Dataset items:
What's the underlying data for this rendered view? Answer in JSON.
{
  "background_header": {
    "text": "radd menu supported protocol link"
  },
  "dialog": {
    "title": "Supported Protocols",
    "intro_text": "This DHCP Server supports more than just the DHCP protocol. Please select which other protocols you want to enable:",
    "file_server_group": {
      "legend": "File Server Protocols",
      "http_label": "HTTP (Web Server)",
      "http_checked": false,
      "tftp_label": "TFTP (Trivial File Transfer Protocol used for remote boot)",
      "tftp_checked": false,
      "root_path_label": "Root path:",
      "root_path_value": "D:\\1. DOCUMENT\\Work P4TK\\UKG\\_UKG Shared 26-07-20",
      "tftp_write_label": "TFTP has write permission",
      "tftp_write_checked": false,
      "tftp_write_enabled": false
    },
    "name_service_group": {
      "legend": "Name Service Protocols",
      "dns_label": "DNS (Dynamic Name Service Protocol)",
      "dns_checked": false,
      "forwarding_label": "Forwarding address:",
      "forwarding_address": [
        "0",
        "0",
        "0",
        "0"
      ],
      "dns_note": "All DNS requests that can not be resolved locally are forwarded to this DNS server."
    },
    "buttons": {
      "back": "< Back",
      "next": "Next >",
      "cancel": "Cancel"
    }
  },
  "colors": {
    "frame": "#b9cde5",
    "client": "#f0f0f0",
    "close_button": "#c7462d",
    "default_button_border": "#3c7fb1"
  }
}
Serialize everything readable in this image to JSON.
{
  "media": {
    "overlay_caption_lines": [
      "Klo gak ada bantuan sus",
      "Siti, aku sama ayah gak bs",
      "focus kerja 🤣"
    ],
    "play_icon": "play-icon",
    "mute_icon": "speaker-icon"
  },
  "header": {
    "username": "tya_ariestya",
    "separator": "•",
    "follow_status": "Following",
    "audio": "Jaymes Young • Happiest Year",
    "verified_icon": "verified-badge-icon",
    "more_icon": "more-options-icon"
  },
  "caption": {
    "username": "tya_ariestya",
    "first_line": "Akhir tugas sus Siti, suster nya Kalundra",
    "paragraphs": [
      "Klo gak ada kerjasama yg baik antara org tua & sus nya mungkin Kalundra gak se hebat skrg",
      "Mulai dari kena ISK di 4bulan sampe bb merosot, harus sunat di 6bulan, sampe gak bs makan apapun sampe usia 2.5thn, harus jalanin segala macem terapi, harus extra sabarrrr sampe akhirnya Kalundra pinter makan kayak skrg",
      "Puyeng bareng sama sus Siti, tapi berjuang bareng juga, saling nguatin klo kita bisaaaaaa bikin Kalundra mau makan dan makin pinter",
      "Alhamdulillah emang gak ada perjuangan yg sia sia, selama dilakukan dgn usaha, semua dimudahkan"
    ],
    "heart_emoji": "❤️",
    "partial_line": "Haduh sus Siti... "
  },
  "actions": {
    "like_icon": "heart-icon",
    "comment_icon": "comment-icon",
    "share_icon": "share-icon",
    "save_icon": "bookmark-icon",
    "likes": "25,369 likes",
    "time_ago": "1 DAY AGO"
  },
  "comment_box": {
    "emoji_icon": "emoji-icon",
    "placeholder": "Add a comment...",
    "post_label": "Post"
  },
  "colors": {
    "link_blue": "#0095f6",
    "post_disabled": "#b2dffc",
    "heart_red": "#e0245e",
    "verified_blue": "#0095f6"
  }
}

> To do
Write out the complete set of records exactly as given.

> The response
What's the underlying data for this rendered view? Answer in JSON.
{
  "background_header": {
    "text": "radd menu supported protocol link"
  },
  "dialog": {
    "title": "Supported Protocols",
    "intro_text": "This DHCP Server supports more than just the DHCP protocol. Please select which other protocols you want to enable:",
    "file_server_group": {
      "legend": "File Server Protocols",
      "http_label": "HTTP (Web Server)",
      "http_checked": false,
      "tftp_label": "TFTP (Trivial File Transfer Protocol used for remote boot)",
      "tftp_checked": false,
      "root_path_label": "Root path:",
      "root_path_value": "D:\\1. DOCUMENT\\Work P4TK\\UKG\\_UKG Shared 26-07-20",
      "tftp_write_label": "TFTP has write permission",
      "tftp_write_checked": false,
      "tftp_write_enabled": false
    },
    "name_service_group": {
      "legend": "Name Service Protocols",
      "dns_label": "DNS (Dynamic Name Service Protocol)",
      "dns_checked": false,
      "forwarding_label": "Forwarding address:",
      "forwarding_address": [
        "0",
        "0",
        "0",
        "0"
      ],
      "dns_note": "All DNS requests that can not be resolved locally are forwarded to this DNS server."
    },
    "buttons": {
      "back": "< Back",
      "next": "Next >",
      "cancel": "Cancel"
    }
  },
  "colors": {
    "frame": "#b9cde5",
    "client": "#f0f0f0",
    "close_button": "#c7462d",
    "default_button_border": "#3c7fb1"
  }
}
Serialize everything readable in this image to JSON.
{
  "media": {
    "overlay_caption_lines": [
      "Klo gak ada bantuan sus",
      "Siti, aku sama ayah gak bs",
      "focus kerja 🤣"
    ],
    "play_icon": "play-icon",
    "mute_icon": "speaker-icon"
  },
  "header": {
    "username": "tya_ariestya",
    "separator": "•",
    "follow_status": "Following",
    "audio": "Jaymes Young • Happiest Year",
    "verified_icon": "verified-badge-icon",
    "more_icon": "more-options-icon"
  },
  "caption": {
    "username": "tya_ariestya",
    "first_line": "Akhir tugas sus Siti, suster nya Kalundra",
    "paragraphs": [
      "Klo gak ada kerjasama yg baik antara org tua & sus nya mungkin Kalundra gak se hebat skrg",
      "Mulai dari kena ISK di 4bulan sampe bb merosot, harus sunat di 6bulan, sampe gak bs makan apapun sampe usia 2.5thn, harus jalanin segala macem terapi, harus extra sabarrrr sampe akhirnya Kalundra pinter makan kayak skrg",
      "Puyeng bareng sama sus Siti, tapi berjuang bareng juga, saling nguatin klo kita bisaaaaaa bikin Kalundra mau makan dan makin pinter",
      "Alhamdulillah emang gak ada perjuangan yg sia sia, selama dilakukan dgn usaha, semua dimudahkan"
    ],
    "heart_emoji": "❤️",
    "partial_line": "Haduh sus Siti... "
  },
  "actions": {
    "like_icon": "heart-icon",
    "comment_icon": "comment-icon",
    "share_icon": "share-icon",
    "save_icon": "bookmark-icon",
    "likes": "25,369 likes",
    "time_ago": "1 DAY AGO"
  },
  "comment_box": {
    "emoji_icon": "emoji-icon",
    "placeholder": "Add a comment...",
    "post_label": "Post"
  },
  "colors": {
    "link_blue": "#0095f6",
    "post_disabled": "#b2dffc",
    "heart_red": "#e0245e",
    "verified_blue": "#0095f6"
  }
}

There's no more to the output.